- **Required task**
Write out the whole listing, matching it exactly.

- **Data section**
-------------------------
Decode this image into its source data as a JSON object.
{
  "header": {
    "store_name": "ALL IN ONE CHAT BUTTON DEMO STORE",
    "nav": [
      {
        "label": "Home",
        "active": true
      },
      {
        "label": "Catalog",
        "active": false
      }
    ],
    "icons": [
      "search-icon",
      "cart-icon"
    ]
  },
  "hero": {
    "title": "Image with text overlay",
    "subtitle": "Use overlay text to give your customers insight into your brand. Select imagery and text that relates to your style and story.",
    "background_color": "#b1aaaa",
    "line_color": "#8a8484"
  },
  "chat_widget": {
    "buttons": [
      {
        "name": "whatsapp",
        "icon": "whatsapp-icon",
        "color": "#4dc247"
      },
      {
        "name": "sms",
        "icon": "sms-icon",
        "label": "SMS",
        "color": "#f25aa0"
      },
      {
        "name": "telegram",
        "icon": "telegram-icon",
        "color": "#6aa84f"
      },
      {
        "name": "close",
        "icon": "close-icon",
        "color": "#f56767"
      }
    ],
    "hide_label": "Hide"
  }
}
-------------------------
- **Output for this task**
Decode this image into its source data as a JSON object.
{
  "header": {
    "store_name": "ALL IN ONE CHAT BUTTON DEMO STORE",
    "nav": [
      {
        "label": "Home",
        "active": true
      },
      {
        "label": "Catalog",
        "active": false
      }
    ],
    "icons": [
      "search-icon",
      "cart-icon"
    ]
  },
  "hero": {
    "title": "Image with text overlay",
    "subtitle": "Use overlay text to give your customers insight into your brand. Select imagery and text that relates to your style and story.",
    "background_color": "#b1aaaa",
    "line_color": "#8a8484"
  },
  "chat_widget": {
    "buttons": [
      {
        "name": "whatsapp",
        "icon": "whatsapp-icon",
        "color": "#4dc247"
      },
      {
        "name": "sms",
        "icon": "sms-icon",
        "label": "SMS",
        "color": "#f25aa0"
      },
      {
        "name": "telegram",
        "icon": "telegram-icon",
        "color": "#6aa84f"
      },
      {
        "name": "close",
        "icon": "close-icon",
        "color": "#f56767"
      }
    ],
    "hide_label": "Hide"
  }
}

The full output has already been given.